→ Instructions to follow: In the material below, list every line carrying the string "base".

→ Records supplied:
— Start —
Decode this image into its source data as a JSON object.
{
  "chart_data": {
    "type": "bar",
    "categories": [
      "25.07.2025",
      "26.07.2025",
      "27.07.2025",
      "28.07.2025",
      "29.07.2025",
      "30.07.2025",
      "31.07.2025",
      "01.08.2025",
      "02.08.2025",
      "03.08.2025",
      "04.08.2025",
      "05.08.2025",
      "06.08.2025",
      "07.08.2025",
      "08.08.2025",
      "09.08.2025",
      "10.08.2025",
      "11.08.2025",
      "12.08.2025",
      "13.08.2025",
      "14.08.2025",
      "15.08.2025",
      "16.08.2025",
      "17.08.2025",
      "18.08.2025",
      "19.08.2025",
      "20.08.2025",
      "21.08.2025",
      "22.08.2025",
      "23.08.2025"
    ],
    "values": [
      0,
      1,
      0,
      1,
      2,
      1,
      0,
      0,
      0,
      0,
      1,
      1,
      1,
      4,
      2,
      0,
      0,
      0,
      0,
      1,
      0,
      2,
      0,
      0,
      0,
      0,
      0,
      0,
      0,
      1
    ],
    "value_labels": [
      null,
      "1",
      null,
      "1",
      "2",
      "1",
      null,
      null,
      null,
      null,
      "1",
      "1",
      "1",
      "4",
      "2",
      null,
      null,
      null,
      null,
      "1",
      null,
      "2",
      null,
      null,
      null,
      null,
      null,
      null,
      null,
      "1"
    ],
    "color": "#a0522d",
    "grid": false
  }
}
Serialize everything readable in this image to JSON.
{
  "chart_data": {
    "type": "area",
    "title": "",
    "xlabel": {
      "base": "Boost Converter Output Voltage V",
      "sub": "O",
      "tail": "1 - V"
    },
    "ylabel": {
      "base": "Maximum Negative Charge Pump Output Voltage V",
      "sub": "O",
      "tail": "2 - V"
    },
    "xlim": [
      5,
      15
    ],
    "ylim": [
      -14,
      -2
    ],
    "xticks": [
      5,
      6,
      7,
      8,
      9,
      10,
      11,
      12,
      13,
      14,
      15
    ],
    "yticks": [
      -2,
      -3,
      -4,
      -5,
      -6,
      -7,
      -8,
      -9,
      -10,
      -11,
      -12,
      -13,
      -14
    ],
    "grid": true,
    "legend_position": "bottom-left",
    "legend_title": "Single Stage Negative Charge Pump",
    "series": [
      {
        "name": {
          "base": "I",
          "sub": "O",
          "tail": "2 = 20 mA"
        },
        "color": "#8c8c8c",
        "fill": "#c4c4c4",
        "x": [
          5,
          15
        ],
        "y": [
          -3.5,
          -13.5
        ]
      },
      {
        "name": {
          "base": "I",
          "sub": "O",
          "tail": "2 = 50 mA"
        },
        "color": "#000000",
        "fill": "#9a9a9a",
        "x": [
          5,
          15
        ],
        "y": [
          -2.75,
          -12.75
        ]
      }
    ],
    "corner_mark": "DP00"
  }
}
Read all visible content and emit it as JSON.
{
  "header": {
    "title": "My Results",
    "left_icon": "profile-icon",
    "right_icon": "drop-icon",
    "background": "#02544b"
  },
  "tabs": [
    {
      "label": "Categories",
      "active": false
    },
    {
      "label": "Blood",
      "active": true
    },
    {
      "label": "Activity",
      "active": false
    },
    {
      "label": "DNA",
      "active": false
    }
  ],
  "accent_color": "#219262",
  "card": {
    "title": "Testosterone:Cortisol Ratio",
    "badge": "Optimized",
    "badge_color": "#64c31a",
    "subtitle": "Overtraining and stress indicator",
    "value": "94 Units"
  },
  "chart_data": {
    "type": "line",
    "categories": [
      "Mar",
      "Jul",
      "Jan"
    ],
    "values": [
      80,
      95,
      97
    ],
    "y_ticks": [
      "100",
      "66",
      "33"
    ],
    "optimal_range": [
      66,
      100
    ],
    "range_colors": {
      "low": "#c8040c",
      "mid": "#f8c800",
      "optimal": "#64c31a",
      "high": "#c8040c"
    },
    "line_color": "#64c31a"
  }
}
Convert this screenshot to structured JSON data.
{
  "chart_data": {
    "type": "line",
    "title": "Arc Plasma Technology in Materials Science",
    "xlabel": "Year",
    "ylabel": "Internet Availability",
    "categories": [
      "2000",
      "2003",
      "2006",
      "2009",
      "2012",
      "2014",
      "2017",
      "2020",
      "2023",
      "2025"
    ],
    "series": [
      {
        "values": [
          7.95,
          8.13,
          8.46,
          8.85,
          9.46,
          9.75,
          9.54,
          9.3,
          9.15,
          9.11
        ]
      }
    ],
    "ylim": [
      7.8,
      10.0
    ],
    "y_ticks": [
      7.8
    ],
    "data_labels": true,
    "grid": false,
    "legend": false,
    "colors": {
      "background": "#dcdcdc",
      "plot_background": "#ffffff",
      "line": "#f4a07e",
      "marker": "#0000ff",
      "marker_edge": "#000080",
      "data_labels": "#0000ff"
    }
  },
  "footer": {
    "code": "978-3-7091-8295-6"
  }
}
— End —
→ Correct output:
      "base": "Boost Converter Output Voltage V",
      "base": "Maximum Negative Charge Pump Output Voltage V",
          "base": "I",
          "base": "I",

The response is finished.